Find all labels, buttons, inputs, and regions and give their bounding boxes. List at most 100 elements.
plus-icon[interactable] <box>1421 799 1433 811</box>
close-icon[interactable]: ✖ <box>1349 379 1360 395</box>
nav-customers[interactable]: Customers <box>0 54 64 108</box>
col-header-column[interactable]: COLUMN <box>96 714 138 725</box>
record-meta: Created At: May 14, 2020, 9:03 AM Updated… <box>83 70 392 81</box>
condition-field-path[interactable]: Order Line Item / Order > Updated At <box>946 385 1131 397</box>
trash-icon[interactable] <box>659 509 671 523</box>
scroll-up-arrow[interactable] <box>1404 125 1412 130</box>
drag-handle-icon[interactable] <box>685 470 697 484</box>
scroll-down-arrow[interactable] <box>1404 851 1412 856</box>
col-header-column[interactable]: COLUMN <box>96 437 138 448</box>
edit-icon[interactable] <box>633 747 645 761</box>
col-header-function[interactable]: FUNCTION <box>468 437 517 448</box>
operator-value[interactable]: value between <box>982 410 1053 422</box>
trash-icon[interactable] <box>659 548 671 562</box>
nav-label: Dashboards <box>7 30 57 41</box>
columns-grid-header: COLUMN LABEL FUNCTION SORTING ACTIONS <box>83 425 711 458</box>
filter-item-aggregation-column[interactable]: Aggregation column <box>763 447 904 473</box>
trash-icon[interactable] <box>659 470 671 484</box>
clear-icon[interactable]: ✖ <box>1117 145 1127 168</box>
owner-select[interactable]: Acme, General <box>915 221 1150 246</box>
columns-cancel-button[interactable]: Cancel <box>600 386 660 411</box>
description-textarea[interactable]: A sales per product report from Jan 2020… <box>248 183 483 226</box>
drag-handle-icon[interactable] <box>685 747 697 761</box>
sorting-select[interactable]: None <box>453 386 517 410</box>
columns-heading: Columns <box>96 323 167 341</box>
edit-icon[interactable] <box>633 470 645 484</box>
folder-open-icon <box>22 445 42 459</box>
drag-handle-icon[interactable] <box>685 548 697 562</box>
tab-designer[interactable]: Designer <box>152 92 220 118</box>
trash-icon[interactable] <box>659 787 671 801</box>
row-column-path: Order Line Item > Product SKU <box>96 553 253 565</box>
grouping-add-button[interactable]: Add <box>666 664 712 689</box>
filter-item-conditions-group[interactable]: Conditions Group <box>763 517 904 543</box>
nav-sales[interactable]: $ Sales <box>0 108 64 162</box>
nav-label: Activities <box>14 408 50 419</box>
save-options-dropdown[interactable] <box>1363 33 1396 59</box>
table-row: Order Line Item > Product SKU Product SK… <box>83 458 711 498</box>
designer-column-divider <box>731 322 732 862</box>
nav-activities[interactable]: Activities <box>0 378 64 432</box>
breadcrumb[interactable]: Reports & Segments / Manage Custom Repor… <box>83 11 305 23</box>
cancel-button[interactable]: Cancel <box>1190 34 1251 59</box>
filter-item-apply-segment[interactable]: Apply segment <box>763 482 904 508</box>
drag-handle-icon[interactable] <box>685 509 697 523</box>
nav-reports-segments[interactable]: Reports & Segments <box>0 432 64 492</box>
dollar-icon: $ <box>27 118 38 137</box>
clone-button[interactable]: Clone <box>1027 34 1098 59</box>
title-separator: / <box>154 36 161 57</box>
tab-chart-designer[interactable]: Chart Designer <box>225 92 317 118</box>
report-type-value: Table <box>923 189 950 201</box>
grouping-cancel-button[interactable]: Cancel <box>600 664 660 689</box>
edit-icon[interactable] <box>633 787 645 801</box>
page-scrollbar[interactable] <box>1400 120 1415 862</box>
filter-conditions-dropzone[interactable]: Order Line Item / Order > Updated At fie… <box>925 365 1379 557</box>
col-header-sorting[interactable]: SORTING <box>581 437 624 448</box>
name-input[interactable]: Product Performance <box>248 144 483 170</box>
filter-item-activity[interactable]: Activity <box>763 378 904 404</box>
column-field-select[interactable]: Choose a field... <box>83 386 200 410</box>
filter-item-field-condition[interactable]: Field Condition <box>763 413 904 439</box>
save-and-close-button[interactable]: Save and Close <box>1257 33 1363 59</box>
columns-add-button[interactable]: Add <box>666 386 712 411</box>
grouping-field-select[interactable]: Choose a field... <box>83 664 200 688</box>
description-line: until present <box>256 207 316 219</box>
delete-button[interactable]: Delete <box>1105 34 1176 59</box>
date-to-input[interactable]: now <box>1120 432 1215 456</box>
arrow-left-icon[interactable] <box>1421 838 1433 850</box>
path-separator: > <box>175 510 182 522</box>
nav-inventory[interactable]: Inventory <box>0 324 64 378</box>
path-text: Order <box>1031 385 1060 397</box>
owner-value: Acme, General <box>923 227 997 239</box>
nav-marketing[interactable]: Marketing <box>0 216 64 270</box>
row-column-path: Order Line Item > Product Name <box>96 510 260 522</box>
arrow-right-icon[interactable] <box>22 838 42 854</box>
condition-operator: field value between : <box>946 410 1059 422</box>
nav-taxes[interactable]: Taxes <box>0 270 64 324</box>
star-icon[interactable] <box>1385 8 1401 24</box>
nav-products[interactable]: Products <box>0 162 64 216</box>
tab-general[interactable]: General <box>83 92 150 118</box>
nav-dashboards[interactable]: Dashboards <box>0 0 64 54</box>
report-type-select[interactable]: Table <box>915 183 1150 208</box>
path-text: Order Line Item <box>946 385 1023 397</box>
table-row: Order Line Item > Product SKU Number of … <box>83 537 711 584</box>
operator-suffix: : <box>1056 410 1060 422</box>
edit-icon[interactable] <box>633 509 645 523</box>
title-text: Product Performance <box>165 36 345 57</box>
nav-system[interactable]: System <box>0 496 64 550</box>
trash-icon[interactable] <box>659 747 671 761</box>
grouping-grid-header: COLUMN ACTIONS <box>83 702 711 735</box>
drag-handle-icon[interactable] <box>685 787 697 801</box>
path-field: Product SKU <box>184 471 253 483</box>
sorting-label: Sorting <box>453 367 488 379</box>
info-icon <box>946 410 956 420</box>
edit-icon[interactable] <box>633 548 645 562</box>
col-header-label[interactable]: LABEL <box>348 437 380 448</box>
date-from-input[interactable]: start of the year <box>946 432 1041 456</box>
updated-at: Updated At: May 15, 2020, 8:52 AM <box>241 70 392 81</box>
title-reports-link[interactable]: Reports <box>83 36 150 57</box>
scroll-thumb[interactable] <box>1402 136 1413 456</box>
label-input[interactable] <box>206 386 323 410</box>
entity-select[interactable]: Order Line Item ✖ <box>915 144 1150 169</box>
****
Directions for this task
Repeat every line above without changing anything.

Expected answer
Find all labels, buttons, inputs, and regions and give their bounding boxes. List at most 100 elements.
plus-icon[interactable] <box>1421 799 1433 811</box>
close-icon[interactable]: ✖ <box>1349 379 1360 395</box>
nav-customers[interactable]: Customers <box>0 54 64 108</box>
col-header-column[interactable]: COLUMN <box>96 714 138 725</box>
record-meta: Created At: May 14, 2020, 9:03 AM Updated… <box>83 70 392 81</box>
condition-field-path[interactable]: Order Line Item / Order > Updated At <box>946 385 1131 397</box>
trash-icon[interactable] <box>659 509 671 523</box>
scroll-up-arrow[interactable] <box>1404 125 1412 130</box>
drag-handle-icon[interactable] <box>685 470 697 484</box>
scroll-down-arrow[interactable] <box>1404 851 1412 856</box>
col-header-column[interactable]: COLUMN <box>96 437 138 448</box>
edit-icon[interactable] <box>633 747 645 761</box>
col-header-function[interactable]: FUNCTION <box>468 437 517 448</box>
operator-value[interactable]: value between <box>982 410 1053 422</box>
trash-icon[interactable] <box>659 548 671 562</box>
nav-label: Dashboards <box>7 30 57 41</box>
columns-grid-header: COLUMN LABEL FUNCTION SORTING ACTIONS <box>83 425 711 458</box>
filter-item-aggregation-column[interactable]: Aggregation column <box>763 447 904 473</box>
trash-icon[interactable] <box>659 470 671 484</box>
clear-icon[interactable]: ✖ <box>1117 145 1127 168</box>
owner-select[interactable]: Acme, General <box>915 221 1150 246</box>
columns-cancel-button[interactable]: Cancel <box>600 386 660 411</box>
description-textarea[interactable]: A sales per product report from Jan 2020… <box>248 183 483 226</box>
drag-handle-icon[interactable] <box>685 747 697 761</box>
sorting-select[interactable]: None <box>453 386 517 410</box>
columns-heading: Columns <box>96 323 167 341</box>
edit-icon[interactable] <box>633 470 645 484</box>
folder-open-icon <box>22 445 42 459</box>
drag-handle-icon[interactable] <box>685 548 697 562</box>
tab-designer[interactable]: Designer <box>152 92 220 118</box>
trash-icon[interactable] <box>659 787 671 801</box>
row-column-path: Order Line Item > Product SKU <box>96 553 253 565</box>
grouping-add-button[interactable]: Add <box>666 664 712 689</box>
filter-item-conditions-group[interactable]: Conditions Group <box>763 517 904 543</box>
nav-sales[interactable]: $ Sales <box>0 108 64 162</box>
nav-label: Activities <box>14 408 50 419</box>
save-options-dropdown[interactable] <box>1363 33 1396 59</box>
table-row: Order Line Item > Product SKU Product SK… <box>83 458 711 498</box>
designer-column-divider <box>731 322 732 862</box>
nav-activities[interactable]: Activities <box>0 378 64 432</box>
breadcrumb[interactable]: Reports & Segments / Manage Custom Repor… <box>83 11 305 23</box>
cancel-button[interactable]: Cancel <box>1190 34 1251 59</box>
filter-item-apply-segment[interactable]: Apply segment <box>763 482 904 508</box>
drag-handle-icon[interactable] <box>685 509 697 523</box>
nav-reports-segments[interactable]: Reports & Segments <box>0 432 64 492</box>
dollar-icon: $ <box>27 118 38 137</box>
clone-button[interactable]: Clone <box>1027 34 1098 59</box>
title-separator: / <box>154 36 161 57</box>
tab-chart-designer[interactable]: Chart Designer <box>225 92 317 118</box>
report-type-value: Table <box>923 189 950 201</box>
grouping-cancel-button[interactable]: Cancel <box>600 664 660 689</box>
edit-icon[interactable] <box>633 787 645 801</box>
page-scrollbar[interactable] <box>1400 120 1415 862</box>
filter-conditions-dropzone[interactable]: Order Line Item / Order > Updated At fie… <box>925 365 1379 557</box>
col-header-sorting[interactable]: SORTING <box>581 437 624 448</box>
name-input[interactable]: Product Performance <box>248 144 483 170</box>
filter-item-activity[interactable]: Activity <box>763 378 904 404</box>
column-field-select[interactable]: Choose a field... <box>83 386 200 410</box>
filter-item-field-condition[interactable]: Field Condition <box>763 413 904 439</box>
save-and-close-button[interactable]: Save and Close <box>1257 33 1363 59</box>
columns-add-button[interactable]: Add <box>666 386 712 411</box>
grouping-field-select[interactable]: Choose a field... <box>83 664 200 688</box>
description-line: until present <box>256 207 316 219</box>
delete-button[interactable]: Delete <box>1105 34 1176 59</box>
date-to-input[interactable]: now <box>1120 432 1215 456</box>
arrow-left-icon[interactable] <box>1421 838 1433 850</box>
path-separator: > <box>175 510 182 522</box>
nav-inventory[interactable]: Inventory <box>0 324 64 378</box>
path-text: Order <box>1031 385 1060 397</box>
owner-value: Acme, General <box>923 227 997 239</box>
nav-marketing[interactable]: Marketing <box>0 216 64 270</box>
row-column-path: Order Line Item > Product Name <box>96 510 260 522</box>
arrow-right-icon[interactable] <box>22 838 42 854</box>
condition-operator: field value between : <box>946 410 1059 422</box>
nav-taxes[interactable]: Taxes <box>0 270 64 324</box>
star-icon[interactable] <box>1385 8 1401 24</box>
nav-products[interactable]: Products <box>0 162 64 216</box>
tab-general[interactable]: General <box>83 92 150 118</box>
nav-dashboards[interactable]: Dashboards <box>0 0 64 54</box>
report-type-select[interactable]: Table <box>915 183 1150 208</box>
path-text: Order Line Item <box>946 385 1023 397</box>
table-row: Order Line Item > Product SKU Number of … <box>83 537 711 584</box>
operator-suffix: : <box>1056 410 1060 422</box>
edit-icon[interactable] <box>633 509 645 523</box>
title-text: Product Performance <box>165 36 345 57</box>
nav-system[interactable]: System <box>0 496 64 550</box>
trash-icon[interactable] <box>659 747 671 761</box>
grouping-grid-header: COLUMN ACTIONS <box>83 702 711 735</box>
drag-handle-icon[interactable] <box>685 787 697 801</box>
path-field: Product SKU <box>184 471 253 483</box>
sorting-label: Sorting <box>453 367 488 379</box>
info-icon <box>946 410 956 420</box>
edit-icon[interactable] <box>633 548 645 562</box>
col-header-label[interactable]: LABEL <box>348 437 380 448</box>
date-from-input[interactable]: start of the year <box>946 432 1041 456</box>
updated-at: Updated At: May 15, 2020, 8:52 AM <box>241 70 392 81</box>
title-reports-link[interactable]: Reports <box>83 36 150 57</box>
scroll-thumb[interactable] <box>1402 136 1413 456</box>
label-input[interactable] <box>206 386 323 410</box>
entity-select[interactable]: Order Line Item ✖ <box>915 144 1150 169</box>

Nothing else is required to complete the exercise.